Dataset records
►
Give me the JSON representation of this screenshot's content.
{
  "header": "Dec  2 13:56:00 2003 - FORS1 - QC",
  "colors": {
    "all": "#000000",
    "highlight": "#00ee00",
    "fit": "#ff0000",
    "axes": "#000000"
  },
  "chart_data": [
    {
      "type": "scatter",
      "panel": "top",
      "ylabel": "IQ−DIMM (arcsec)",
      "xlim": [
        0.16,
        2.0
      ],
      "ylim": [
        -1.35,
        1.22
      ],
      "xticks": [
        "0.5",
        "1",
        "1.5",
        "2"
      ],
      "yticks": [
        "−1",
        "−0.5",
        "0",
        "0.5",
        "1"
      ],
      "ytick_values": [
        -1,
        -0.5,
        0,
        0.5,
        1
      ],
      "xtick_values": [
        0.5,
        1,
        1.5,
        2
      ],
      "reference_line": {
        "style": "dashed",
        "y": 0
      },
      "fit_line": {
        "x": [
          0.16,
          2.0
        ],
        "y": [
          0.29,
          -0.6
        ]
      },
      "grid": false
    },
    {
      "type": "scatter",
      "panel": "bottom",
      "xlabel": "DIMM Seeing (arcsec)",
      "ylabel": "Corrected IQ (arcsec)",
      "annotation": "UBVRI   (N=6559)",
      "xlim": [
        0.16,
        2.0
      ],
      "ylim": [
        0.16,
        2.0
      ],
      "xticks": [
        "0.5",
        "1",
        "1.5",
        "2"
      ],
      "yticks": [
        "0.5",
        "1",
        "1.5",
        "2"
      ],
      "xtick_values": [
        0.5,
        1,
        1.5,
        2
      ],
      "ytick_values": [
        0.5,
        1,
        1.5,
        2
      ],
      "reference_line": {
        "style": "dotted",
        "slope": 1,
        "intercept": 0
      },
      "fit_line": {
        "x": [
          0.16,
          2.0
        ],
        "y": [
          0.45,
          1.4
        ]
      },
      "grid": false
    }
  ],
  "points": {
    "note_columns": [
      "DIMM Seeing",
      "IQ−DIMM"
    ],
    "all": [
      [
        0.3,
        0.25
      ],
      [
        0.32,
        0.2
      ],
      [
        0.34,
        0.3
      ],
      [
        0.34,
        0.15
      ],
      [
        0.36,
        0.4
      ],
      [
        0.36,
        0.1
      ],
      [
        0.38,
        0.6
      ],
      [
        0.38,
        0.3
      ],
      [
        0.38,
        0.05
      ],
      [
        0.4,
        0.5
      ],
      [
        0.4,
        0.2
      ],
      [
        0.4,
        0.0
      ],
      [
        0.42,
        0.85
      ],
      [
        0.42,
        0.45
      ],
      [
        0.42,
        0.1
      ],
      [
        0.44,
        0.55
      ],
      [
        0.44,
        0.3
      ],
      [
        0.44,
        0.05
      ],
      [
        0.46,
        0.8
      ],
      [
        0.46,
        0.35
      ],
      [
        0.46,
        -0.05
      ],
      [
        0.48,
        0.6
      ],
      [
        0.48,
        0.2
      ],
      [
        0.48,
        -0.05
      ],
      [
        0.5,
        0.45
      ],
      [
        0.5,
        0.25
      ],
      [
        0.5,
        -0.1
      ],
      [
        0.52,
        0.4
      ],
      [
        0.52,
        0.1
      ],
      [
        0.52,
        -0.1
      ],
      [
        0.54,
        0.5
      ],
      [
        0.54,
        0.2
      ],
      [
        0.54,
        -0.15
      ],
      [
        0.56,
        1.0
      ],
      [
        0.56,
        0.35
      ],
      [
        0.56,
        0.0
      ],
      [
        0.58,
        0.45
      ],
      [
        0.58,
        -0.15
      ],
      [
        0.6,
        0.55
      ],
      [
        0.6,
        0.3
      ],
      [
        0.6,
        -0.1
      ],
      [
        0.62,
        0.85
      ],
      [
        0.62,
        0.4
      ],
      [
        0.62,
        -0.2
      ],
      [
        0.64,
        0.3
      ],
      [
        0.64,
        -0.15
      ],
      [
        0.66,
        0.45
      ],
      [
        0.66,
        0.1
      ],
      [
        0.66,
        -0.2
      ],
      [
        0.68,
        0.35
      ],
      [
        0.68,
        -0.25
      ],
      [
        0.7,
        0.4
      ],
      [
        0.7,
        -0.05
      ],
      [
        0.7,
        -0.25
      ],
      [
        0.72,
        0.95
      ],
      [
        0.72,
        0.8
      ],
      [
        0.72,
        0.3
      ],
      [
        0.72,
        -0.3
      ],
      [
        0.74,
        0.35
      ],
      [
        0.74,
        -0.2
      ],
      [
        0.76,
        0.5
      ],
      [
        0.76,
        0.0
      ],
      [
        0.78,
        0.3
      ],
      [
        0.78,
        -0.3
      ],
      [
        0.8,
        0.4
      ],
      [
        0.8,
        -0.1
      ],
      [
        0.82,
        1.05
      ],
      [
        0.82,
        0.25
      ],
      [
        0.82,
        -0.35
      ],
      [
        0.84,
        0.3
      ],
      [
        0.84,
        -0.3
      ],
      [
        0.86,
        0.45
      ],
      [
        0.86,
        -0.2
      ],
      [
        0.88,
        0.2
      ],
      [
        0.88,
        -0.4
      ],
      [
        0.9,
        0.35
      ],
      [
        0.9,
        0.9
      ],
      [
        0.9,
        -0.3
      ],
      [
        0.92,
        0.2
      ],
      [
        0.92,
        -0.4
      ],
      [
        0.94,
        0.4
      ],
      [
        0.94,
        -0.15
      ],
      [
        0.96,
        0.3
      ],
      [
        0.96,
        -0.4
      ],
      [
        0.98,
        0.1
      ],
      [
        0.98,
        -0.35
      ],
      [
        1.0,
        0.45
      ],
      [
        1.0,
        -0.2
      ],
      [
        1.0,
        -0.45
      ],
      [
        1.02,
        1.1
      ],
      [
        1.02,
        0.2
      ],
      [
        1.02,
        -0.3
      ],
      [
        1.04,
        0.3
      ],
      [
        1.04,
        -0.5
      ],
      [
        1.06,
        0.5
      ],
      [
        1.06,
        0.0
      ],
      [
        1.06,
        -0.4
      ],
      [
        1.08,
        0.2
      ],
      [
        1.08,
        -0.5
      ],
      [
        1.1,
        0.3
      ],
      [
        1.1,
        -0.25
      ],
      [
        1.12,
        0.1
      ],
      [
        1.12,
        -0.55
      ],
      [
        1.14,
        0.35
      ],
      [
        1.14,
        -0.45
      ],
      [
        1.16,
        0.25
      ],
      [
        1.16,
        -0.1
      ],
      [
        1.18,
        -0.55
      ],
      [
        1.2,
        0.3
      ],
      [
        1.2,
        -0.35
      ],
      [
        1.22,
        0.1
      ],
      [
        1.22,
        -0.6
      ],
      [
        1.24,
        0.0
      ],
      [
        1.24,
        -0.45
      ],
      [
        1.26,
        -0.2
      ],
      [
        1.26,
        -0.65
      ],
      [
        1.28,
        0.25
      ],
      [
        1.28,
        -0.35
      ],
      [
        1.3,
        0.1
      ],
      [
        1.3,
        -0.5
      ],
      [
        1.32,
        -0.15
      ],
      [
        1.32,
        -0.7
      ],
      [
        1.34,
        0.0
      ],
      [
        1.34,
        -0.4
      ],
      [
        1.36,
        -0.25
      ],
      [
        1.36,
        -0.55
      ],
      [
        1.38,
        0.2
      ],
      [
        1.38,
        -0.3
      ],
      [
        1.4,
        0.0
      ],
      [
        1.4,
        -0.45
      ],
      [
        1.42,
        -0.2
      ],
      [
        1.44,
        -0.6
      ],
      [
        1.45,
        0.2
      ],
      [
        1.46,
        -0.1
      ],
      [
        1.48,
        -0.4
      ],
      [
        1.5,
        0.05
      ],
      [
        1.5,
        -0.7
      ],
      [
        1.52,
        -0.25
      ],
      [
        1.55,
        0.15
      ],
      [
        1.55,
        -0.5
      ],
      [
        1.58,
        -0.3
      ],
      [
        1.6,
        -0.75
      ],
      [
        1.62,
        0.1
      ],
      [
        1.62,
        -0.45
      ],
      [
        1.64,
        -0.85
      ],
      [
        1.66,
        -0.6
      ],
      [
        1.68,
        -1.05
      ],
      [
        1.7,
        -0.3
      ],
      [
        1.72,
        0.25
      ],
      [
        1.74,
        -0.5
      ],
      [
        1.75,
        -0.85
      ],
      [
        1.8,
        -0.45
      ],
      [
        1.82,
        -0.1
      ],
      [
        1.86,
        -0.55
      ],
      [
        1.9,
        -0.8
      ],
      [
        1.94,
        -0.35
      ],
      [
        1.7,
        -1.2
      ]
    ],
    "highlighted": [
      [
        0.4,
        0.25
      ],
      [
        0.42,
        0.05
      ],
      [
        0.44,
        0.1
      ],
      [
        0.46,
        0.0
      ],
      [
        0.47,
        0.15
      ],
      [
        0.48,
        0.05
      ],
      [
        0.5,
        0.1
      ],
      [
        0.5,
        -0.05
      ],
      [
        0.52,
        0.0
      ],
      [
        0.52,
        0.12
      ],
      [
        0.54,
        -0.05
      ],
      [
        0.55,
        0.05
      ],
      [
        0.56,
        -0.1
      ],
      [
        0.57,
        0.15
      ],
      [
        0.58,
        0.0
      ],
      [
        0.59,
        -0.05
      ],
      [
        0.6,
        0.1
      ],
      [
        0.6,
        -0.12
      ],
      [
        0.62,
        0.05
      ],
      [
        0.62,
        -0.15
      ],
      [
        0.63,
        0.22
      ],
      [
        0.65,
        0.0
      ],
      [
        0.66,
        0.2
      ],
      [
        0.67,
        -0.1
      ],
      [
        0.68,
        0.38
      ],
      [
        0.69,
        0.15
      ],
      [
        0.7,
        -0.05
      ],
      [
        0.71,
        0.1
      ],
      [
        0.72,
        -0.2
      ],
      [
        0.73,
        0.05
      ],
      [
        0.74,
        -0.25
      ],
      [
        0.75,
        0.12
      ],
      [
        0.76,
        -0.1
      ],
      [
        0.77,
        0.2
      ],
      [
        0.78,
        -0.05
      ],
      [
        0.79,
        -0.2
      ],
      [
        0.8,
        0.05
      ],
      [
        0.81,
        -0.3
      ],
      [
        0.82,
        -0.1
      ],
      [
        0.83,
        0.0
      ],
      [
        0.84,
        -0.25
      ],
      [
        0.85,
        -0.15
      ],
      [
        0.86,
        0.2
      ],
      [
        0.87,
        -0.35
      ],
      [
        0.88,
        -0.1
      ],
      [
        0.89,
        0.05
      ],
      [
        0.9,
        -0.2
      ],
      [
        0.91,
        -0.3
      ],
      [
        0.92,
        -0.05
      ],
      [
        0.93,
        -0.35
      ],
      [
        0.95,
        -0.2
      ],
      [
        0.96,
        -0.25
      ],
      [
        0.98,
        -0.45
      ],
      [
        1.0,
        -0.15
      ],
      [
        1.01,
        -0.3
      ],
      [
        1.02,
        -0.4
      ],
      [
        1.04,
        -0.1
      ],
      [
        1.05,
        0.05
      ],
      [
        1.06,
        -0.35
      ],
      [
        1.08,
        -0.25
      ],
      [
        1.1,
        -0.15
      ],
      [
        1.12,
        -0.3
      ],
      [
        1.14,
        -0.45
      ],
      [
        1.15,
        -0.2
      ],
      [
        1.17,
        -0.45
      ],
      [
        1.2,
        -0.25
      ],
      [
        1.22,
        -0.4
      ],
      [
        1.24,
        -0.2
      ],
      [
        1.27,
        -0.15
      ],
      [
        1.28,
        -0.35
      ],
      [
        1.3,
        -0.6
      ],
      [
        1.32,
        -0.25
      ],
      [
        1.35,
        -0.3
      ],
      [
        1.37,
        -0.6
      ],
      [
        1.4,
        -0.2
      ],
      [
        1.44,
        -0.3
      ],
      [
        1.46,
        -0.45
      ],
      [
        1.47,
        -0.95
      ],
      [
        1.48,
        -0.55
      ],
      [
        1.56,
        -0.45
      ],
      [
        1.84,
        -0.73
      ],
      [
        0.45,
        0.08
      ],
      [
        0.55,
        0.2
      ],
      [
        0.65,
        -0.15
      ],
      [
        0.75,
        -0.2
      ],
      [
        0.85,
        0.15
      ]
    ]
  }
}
◄
Where a line above holds the string "DIMM", show that line.

      "ylabel": "IQ−DIMM (arcsec)",
      "xlabel": "DIMM Seeing (arcsec)",
      "DIMM Seeing",
      "IQ−DIMM"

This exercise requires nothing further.